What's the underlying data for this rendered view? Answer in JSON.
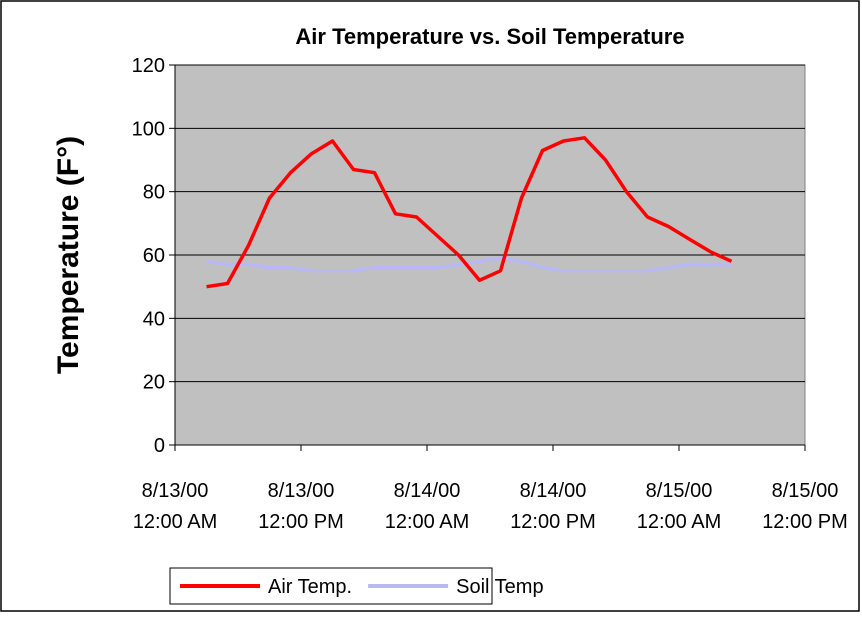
{
  "chart_data": {
    "type": "line",
    "title": "Air Temperature vs. Soil Temperature",
    "y_label": "Temperature (F°)",
    "x": [
      "8/13/00 3:00 AM",
      "8/13/00 5:00 AM",
      "8/13/00 7:00 AM",
      "8/13/00 9:00 AM",
      "8/13/00 11:00 AM",
      "8/13/00 1:00 PM",
      "8/13/00 3:00 PM",
      "8/13/00 5:00 PM",
      "8/13/00 7:00 PM",
      "8/13/00 9:00 PM",
      "8/13/00 11:00 PM",
      "8/14/00 1:00 AM",
      "8/14/00 3:00 AM",
      "8/14/00 5:00 AM",
      "8/14/00 7:00 AM",
      "8/14/00 9:00 AM",
      "8/14/00 11:00 AM",
      "8/14/00 1:00 PM",
      "8/14/00 3:00 PM",
      "8/14/00 5:00 PM",
      "8/14/00 7:00 PM",
      "8/14/00 9:00 PM",
      "8/14/00 11:00 PM",
      "8/15/00 1:00 AM",
      "8/15/00 3:00 AM",
      "8/15/00 5:00 AM"
    ],
    "series": [
      {
        "name": "Air Temp.",
        "color": "#ff0000",
        "values": [
          50,
          51,
          63,
          78,
          86,
          92,
          96,
          87,
          86,
          73,
          72,
          66,
          60,
          52,
          55,
          78,
          93,
          96,
          97,
          90,
          80,
          72,
          69,
          65,
          61,
          58
        ]
      },
      {
        "name": "Soil Temp",
        "color": "#b8b8f5",
        "values": [
          58,
          57,
          57,
          56,
          56,
          55,
          55,
          55,
          56,
          56,
          56,
          56,
          57,
          58,
          59,
          58,
          56,
          55,
          55,
          55,
          55,
          55,
          56,
          57,
          57,
          57
        ]
      }
    ],
    "xlim": [
      "8/13/00 12:00 AM",
      "8/15/00 12:00 PM"
    ],
    "xticks": [
      "8/13/00 12:00 AM",
      "8/13/00 12:00 PM",
      "8/14/00 12:00 AM",
      "8/14/00 12:00 PM",
      "8/15/00 12:00 AM",
      "8/15/00 12:00 PM"
    ],
    "ylim": [
      0,
      120
    ],
    "yticks": [
      0,
      20,
      40,
      60,
      80,
      100,
      120
    ],
    "grid": true,
    "legend": "bottom",
    "plot_background": "#c0c0c0"
  }
}
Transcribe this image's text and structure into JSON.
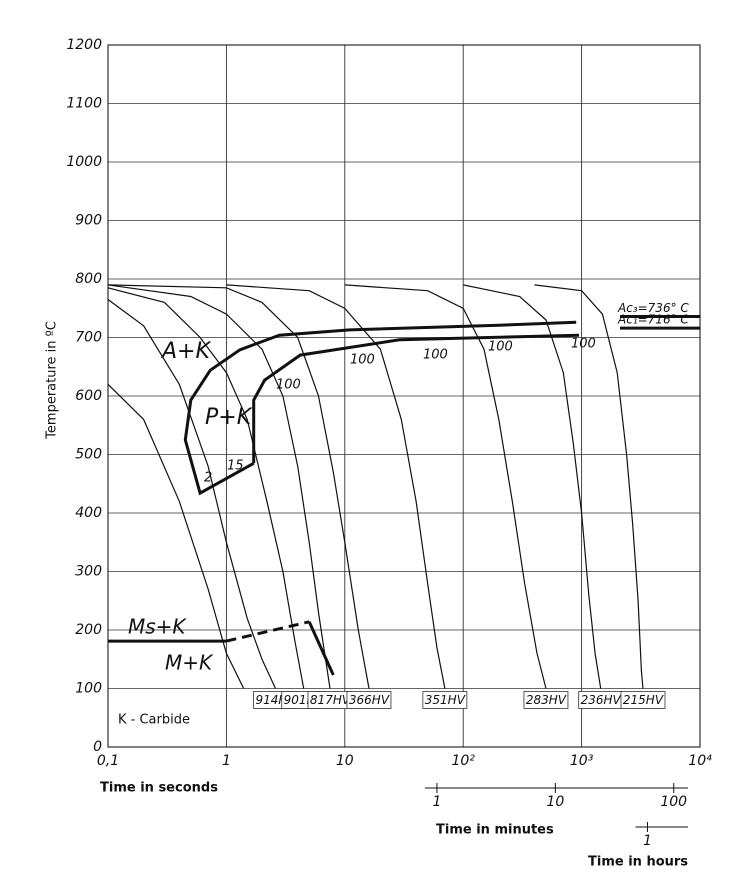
{
  "chart_data": {
    "type": "line",
    "ylabel": "Temperature in ºC",
    "xlabel": "Time in seconds",
    "log_x": true,
    "grid": true,
    "xlim": [
      0.1,
      10000
    ],
    "ylim": [
      0,
      1200
    ],
    "xticks": [
      {
        "value": 0.1,
        "label": "0,1"
      },
      1,
      10,
      {
        "value": 100,
        "label": "10²"
      },
      {
        "value": 1000,
        "label": "10³"
      },
      {
        "value": 10000,
        "label": "10⁴"
      }
    ],
    "yticks": [
      0,
      100,
      200,
      300,
      400,
      500,
      600,
      700,
      800,
      900,
      1000,
      1100,
      1200
    ],
    "minutes_axis": {
      "label": "Time in minutes",
      "ticks": [
        {
          "value": 60,
          "label": "1"
        },
        {
          "value": 600,
          "label": "10"
        },
        {
          "value": 6000,
          "label": "100"
        }
      ]
    },
    "hours_axis": {
      "label": "Time in hours",
      "ticks": [
        {
          "value": 3600,
          "label": "1"
        }
      ]
    },
    "color": "#111111",
    "series": [
      {
        "x": [
          0.1,
          0.2,
          0.4,
          0.7,
          1,
          1.4
        ],
        "values": [
          620,
          560,
          420,
          270,
          160,
          100
        ]
      },
      {
        "name": "914HV",
        "x": [
          0.1,
          0.2,
          0.4,
          0.7,
          1,
          1.5,
          2,
          2.6
        ],
        "values": [
          765,
          720,
          620,
          480,
          350,
          220,
          150,
          100
        ]
      },
      {
        "name": "901HV",
        "x": [
          0.1,
          0.3,
          0.6,
          1,
          1.5,
          2.2,
          3,
          3.8,
          4.5
        ],
        "values": [
          785,
          760,
          700,
          640,
          560,
          420,
          300,
          180,
          100
        ]
      },
      {
        "name": "817HV",
        "x": [
          0.1,
          0.5,
          1,
          2,
          3,
          4,
          5,
          6,
          7.5
        ],
        "values": [
          790,
          770,
          740,
          680,
          600,
          480,
          350,
          230,
          100
        ]
      },
      {
        "name": "366HV",
        "x": [
          0.1,
          1,
          2,
          4,
          6,
          8,
          10,
          13,
          16
        ],
        "values": [
          790,
          785,
          760,
          700,
          600,
          470,
          350,
          200,
          100
        ]
      },
      {
        "name": "351HV",
        "x": [
          1,
          5,
          10,
          20,
          30,
          40,
          50,
          60,
          70
        ],
        "values": [
          790,
          780,
          750,
          680,
          560,
          420,
          280,
          170,
          100
        ]
      },
      {
        "name": "283HV",
        "x": [
          10,
          50,
          100,
          150,
          200,
          260,
          330,
          420,
          500
        ],
        "values": [
          790,
          780,
          750,
          680,
          560,
          420,
          280,
          160,
          100
        ]
      },
      {
        "name": "236HV",
        "x": [
          100,
          300,
          500,
          700,
          850,
          1000,
          1150,
          1300,
          1450
        ],
        "values": [
          790,
          770,
          730,
          640,
          520,
          400,
          260,
          160,
          100
        ]
      },
      {
        "name": "215HV",
        "x": [
          400,
          1000,
          1500,
          2000,
          2400,
          2700,
          3000,
          3200,
          3300
        ],
        "values": [
          790,
          780,
          740,
          640,
          500,
          380,
          250,
          130,
          100
        ]
      }
    ],
    "phase_lines": [
      {
        "x": [
          1.7,
          0.6,
          0.45,
          0.5,
          0.73,
          1.3,
          2.8,
          11,
          200,
          900
        ],
        "values": [
          485,
          434,
          525,
          593,
          644,
          679,
          704,
          713,
          721,
          726
        ],
        "dashed": false
      },
      {
        "x": [
          1.7,
          1.7,
          2.1,
          4.2,
          29,
          950
        ],
        "values": [
          485,
          593,
          627,
          670,
          696,
          704
        ],
        "dashed": false
      },
      {
        "x": [
          0.1,
          1
        ],
        "values": [
          181,
          181
        ],
        "dashed": false
      },
      {
        "x": [
          1,
          5
        ],
        "values": [
          181,
          214
        ],
        "dashed": true
      },
      {
        "x": [
          5,
          8
        ],
        "values": [
          214,
          123
        ],
        "dashed": false
      }
    ],
    "reference_lines": [
      {
        "label": "Ac₃=736° C",
        "value": 736
      },
      {
        "label": "Ac₁=716° C",
        "value": 716
      }
    ],
    "annotations": [
      "A+K",
      "P+K",
      "Ms+K",
      "M+K",
      "K - Carbide",
      "2",
      "15",
      "100",
      "100",
      "100",
      "100",
      "100"
    ]
  }
}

────────────────────

● Problem details: Leave the pictures out and output the rest of the listing exactly.

● Task output:
What's the underlying data for this rendered view? Answer in JSON.
{
  "chart_data": {
    "type": "line",
    "title": "Air Temperature vs. Soil Temperature",
    "y_label": "Temperature (F°)",
    "x": [
      "8/13/00 3:00 AM",
      "8/13/00 5:00 AM",
      "8/13/00 7:00 AM",
      "8/13/00 9:00 AM",
      "8/13/00 11:00 AM",
      "8/13/00 1:00 PM",
      "8/13/00 3:00 PM",
      "8/13/00 5:00 PM",
      "8/13/00 7:00 PM",
      "8/13/00 9:00 PM",
      "8/13/00 11:00 PM",
      "8/14/00 1:00 AM",
      "8/14/00 3:00 AM",
      "8/14/00 5:00 AM",
      "8/14/00 7:00 AM",
      "8/14/00 9:00 AM",
      "8/14/00 11:00 AM",
      "8/14/00 1:00 PM",
      "8/14/00 3:00 PM",
      "8/14/00 5:00 PM",
      "8/14/00 7:00 PM",
      "8/14/00 9:00 PM",
      "8/14/00 11:00 PM",
      "8/15/00 1:00 AM",
      "8/15/00 3:00 AM",
      "8/15/00 5:00 AM"
    ],
    "series": [
      {
        "name": "Air Temp.",
        "color": "#ff0000",
        "values": [
          50,
          51,
          63,
          78,
          86,
          92,
          96,
          87,
          86,
          73,
          72,
          66,
          60,
          52,
          55,
          78,
          93,
          96,
          97,
          90,
          80,
          72,
          69,
          65,
          61,
          58
        ]
      },
      {
        "name": "Soil Temp",
        "color": "#b8b8f5",
        "values": [
          58,
          57,
          57,
          56,
          56,
          55,
          55,
          55,
          56,
          56,
          56,
          56,
          57,
          58,
          59,
          58,
          56,
          55,
          55,
          55,
          55,
          55,
          56,
          57,
          57,
          57
        ]
      }
    ],
    "xlim": [
      "8/13/00 12:00 AM",
      "8/15/00 12:00 PM"
    ],
    "xticks": [
      "8/13/00 12:00 AM",
      "8/13/00 12:00 PM",
      "8/14/00 12:00 AM",
      "8/14/00 12:00 PM",
      "8/15/00 12:00 AM",
      "8/15/00 12:00 PM"
    ],
    "ylim": [
      0,
      120
    ],
    "yticks": [
      0,
      20,
      40,
      60,
      80,
      100,
      120
    ],
    "grid": true,
    "legend": "bottom",
    "plot_background": "#c0c0c0"
  }
}
Transcribe this image's text and structure into JSON.
{
  "chart_data": {
    "type": "line",
    "ylabel": "Temperature in ºC",
    "xlabel": "Time in seconds",
    "log_x": true,
    "grid": true,
    "xlim": [
      0.1,
      10000
    ],
    "ylim": [
      0,
      1200
    ],
    "xticks": [
      {
        "value": 0.1,
        "label": "0,1"
      },
      1,
      10,
      {
        "value": 100,
        "label": "10²"
      },
      {
        "value": 1000,
        "label": "10³"
      },
      {
        "value": 10000,
        "label": "10⁴"
      }
    ],
    "yticks": [
      0,
      100,
      200,
      300,
      400,
      500,
      600,
      700,
      800,
      900,
      1000,
      1100,
      1200
    ],
    "minutes_axis": {
      "label": "Time in minutes",
      "ticks": [
        {
          "value": 60,
          "label": "1"
        },
        {
          "value": 600,
          "label": "10"
        },
        {
          "value": 6000,
          "label": "100"
        }
      ]
    },
    "hours_axis": {
      "label": "Time in hours",
      "ticks": [
        {
          "value": 3600,
          "label": "1"
        }
      ]
    },
    "color": "#111111",
    "series": [
      {
        "x": [
          0.1,
          0.2,
          0.4,
          0.7,
          1,
          1.4
        ],
        "values": [
          620,
          560,
          420,
          270,
          160,
          100
        ]
      },
      {
        "name": "914HV",
        "x": [
          0.1,
          0.2,
          0.4,
          0.7,
          1,
          1.5,
          2,
          2.6
        ],
        "values": [
          765,
          720,
          620,
          480,
          350,
          220,
          150,
          100
        ]
      },
      {
        "name": "901HV",
        "x": [
          0.1,
          0.3,
          0.6,
          1,
          1.5,
          2.2,
          3,
          3.8,
          4.5
        ],
        "values": [
          785,
          760,
          700,
          640,
          560,
          420,
          300,
          180,
          100
        ]
      },
      {
        "name": "817HV",
        "x": [
          0.1,
          0.5,
          1,
          2,
          3,
          4,
          5,
          6,
          7.5
        ],
        "values": [
          790,
          770,
          740,
          680,
          600,
          480,
          350,
          230,
          100
        ]
      },
      {
        "name": "366HV",
        "x": [
          0.1,
          1,
          2,
          4,
          6,
          8,
          10,
          13,
          16
        ],
        "values": [
          790,
          785,
          760,
          700,
          600,
          470,
          350,
          200,
          100
        ]
      },
      {
        "name": "351HV",
        "x": [
          1,
          5,
          10,
          20,
          30,
          40,
          50,
          60,
          70
        ],
        "values": [
          790,
          780,
          750,
          680,
          560,
          420,
          280,
          170,
          100
        ]
      },
      {
        "name": "283HV",
        "x": [
          10,
          50,
          100,
          150,
          200,
          260,
          330,
          420,
          500
        ],
        "values": [
          790,
          780,
          750,
          680,
          560,
          420,
          280,
          160,
          100
        ]
      },
      {
        "name": "236HV",
        "x": [
          100,
          300,
          500,
          700,
          850,
          1000,
          1150,
          1300,
          1450
        ],
        "values": [
          790,
          770,
          730,
          640,
          520,
          400,
          260,
          160,
          100
        ]
      },
      {
        "name": "215HV",
        "x": [
          400,
          1000,
          1500,
          2000,
          2400,
          2700,
          3000,
          3200,
          3300
        ],
        "values": [
          790,
          780,
          740,
          640,
          500,
          380,
          250,
          130,
          100
        ]
      }
    ],
    "phase_lines": [
      {
        "x": [
          1.7,
          0.6,
          0.45,
          0.5,
          0.73,
          1.3,
          2.8,
          11,
          200,
          900
        ],
        "values": [
          485,
          434,
          525,
          593,
          644,
          679,
          704,
          713,
          721,
          726
        ],
        "dashed": false
      },
      {
        "x": [
          1.7,
          1.7,
          2.1,
          4.2,
          29,
          950
        ],
        "values": [
          485,
          593,
          627,
          670,
          696,
          704
        ],
        "dashed": false
      },
      {
        "x": [
          0.1,
          1
        ],
        "values": [
          181,
          181
        ],
        "dashed": false
      },
      {
        "x": [
          1,
          5
        ],
        "values": [
          181,
          214
        ],
        "dashed": true
      },
      {
        "x": [
          5,
          8
        ],
        "values": [
          214,
          123
        ],
        "dashed": false
      }
    ],
    "reference_lines": [
      {
        "label": "Ac₃=736° C",
        "value": 736
      },
      {
        "label": "Ac₁=716° C",
        "value": 716
      }
    ],
    "annotations": [
      "A+K",
      "P+K",
      "Ms+K",
      "M+K",
      "K - Carbide",
      "2",
      "15",
      "100",
      "100",
      "100",
      "100",
      "100"
    ]
  }
}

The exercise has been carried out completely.